→ THE REQUEST: Look below. Copy each line that has "this" in it.

----- INPUT RECORDS -----

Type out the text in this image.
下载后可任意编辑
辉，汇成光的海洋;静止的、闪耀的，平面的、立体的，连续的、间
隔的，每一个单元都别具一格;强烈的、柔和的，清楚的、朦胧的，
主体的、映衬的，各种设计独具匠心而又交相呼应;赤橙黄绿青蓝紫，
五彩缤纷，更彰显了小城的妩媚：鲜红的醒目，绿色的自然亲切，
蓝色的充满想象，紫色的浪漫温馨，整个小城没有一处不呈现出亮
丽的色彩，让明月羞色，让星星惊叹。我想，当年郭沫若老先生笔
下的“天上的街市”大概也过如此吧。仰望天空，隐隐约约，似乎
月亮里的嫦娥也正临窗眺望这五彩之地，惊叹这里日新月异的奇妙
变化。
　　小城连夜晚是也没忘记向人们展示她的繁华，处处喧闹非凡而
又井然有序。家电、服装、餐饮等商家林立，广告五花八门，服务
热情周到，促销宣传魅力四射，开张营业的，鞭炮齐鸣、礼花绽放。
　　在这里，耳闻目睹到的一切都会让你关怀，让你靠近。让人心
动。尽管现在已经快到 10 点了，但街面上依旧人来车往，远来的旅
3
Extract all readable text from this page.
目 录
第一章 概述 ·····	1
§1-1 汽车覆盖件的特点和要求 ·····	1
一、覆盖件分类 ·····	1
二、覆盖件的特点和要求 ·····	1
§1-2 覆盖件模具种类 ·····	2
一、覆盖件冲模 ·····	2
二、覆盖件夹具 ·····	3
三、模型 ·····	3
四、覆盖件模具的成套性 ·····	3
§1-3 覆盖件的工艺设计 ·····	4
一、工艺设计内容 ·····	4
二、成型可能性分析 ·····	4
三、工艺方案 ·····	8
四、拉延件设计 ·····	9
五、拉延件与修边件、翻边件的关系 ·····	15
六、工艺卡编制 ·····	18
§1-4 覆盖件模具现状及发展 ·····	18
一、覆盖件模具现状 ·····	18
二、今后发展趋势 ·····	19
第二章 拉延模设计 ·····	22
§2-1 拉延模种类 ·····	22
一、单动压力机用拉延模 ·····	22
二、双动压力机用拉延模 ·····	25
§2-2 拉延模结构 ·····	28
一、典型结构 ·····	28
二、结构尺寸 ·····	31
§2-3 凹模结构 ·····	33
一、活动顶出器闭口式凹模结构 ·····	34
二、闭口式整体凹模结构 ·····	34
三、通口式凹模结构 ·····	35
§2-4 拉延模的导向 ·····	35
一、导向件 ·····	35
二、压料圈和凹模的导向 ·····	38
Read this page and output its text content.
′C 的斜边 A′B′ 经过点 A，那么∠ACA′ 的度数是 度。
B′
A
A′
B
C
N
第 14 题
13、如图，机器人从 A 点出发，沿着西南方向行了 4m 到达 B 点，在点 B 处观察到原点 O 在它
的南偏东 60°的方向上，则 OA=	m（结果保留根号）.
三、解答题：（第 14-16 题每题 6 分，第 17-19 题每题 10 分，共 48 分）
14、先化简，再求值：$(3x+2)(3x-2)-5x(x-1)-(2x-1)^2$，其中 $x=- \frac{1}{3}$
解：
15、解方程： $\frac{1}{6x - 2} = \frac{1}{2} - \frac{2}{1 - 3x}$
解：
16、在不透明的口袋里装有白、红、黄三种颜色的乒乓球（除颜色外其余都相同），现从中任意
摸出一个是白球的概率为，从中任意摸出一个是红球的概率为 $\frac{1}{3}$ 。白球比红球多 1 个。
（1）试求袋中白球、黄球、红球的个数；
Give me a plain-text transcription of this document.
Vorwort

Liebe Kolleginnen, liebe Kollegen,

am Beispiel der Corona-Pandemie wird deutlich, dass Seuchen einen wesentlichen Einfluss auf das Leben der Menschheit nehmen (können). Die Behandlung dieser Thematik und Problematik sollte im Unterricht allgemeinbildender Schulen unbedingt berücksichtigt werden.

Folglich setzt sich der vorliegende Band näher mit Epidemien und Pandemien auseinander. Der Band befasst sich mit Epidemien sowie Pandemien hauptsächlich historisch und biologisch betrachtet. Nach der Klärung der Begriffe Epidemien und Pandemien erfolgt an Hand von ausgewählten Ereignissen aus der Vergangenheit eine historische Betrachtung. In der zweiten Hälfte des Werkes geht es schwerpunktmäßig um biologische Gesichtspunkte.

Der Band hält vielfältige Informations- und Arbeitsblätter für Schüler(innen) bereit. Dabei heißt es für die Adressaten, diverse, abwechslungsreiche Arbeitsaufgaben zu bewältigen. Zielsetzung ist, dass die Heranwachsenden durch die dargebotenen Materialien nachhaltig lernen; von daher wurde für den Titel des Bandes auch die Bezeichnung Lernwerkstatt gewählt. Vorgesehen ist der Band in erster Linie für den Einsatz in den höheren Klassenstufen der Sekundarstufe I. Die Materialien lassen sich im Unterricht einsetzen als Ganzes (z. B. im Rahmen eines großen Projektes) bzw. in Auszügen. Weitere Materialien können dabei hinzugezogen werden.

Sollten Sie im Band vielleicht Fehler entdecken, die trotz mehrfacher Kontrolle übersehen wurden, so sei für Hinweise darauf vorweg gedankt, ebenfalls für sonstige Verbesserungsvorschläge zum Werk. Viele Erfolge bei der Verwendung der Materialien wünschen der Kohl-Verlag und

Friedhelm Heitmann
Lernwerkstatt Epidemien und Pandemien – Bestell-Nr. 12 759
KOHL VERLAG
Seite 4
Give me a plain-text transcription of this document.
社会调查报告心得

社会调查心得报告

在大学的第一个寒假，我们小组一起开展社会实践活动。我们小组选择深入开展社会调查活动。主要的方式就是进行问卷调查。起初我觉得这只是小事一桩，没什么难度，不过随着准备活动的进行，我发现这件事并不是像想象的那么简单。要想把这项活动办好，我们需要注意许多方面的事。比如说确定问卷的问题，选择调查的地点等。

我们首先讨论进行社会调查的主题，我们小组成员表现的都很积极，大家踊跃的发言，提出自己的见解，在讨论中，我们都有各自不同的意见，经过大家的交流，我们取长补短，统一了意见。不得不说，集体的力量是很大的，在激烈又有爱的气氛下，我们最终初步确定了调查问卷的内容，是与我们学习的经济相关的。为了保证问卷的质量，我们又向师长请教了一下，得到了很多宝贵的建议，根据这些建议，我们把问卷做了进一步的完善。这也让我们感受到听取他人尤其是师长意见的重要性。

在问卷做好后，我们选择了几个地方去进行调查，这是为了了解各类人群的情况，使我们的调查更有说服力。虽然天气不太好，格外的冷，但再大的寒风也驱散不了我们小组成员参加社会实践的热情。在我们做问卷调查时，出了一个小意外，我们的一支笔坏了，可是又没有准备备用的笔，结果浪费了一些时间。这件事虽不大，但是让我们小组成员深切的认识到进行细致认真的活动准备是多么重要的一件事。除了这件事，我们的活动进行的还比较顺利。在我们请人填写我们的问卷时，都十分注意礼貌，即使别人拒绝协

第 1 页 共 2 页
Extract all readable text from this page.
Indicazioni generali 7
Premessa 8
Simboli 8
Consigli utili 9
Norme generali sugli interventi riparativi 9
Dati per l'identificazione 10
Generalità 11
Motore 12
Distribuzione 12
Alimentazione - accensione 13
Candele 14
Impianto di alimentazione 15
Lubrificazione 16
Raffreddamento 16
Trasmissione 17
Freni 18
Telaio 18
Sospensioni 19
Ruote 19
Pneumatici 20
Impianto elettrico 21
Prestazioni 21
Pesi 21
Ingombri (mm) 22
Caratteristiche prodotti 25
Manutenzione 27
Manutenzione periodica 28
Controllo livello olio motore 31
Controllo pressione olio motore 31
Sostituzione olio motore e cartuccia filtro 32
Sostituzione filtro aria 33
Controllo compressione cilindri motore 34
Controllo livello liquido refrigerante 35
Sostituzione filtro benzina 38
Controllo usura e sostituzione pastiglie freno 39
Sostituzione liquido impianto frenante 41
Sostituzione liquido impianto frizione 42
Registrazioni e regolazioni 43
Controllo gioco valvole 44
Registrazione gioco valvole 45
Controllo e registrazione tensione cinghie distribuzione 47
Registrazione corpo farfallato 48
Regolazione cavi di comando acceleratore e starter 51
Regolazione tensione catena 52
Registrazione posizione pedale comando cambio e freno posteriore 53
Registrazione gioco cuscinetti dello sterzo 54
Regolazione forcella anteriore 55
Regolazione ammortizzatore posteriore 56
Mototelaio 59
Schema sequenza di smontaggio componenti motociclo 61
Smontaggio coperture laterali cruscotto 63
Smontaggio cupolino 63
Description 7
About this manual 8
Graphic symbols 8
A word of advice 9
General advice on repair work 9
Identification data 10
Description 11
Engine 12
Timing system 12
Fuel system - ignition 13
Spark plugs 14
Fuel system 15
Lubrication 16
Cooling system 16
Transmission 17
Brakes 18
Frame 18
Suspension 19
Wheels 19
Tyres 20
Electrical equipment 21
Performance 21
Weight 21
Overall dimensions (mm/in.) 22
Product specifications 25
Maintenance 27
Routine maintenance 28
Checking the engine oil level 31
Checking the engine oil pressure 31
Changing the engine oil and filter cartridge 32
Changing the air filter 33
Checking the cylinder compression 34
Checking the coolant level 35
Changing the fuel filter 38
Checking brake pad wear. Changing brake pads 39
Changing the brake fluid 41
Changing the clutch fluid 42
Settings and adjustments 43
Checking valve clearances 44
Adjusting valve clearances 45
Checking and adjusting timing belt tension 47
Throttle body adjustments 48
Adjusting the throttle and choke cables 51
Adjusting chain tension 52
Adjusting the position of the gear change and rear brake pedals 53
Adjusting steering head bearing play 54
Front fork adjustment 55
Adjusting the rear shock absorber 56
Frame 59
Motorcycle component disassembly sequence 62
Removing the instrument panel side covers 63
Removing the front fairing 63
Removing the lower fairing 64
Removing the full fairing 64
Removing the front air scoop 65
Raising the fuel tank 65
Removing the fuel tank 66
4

-----

→ FINISHED TASK:
Type out the text in this image.
Extract all readable text from this page.
Read this page and output its text content.
Give me a plain-text transcription of this document.
Give me a plain-text transcription of this document.
Extract all readable text from this page.
About this manual 8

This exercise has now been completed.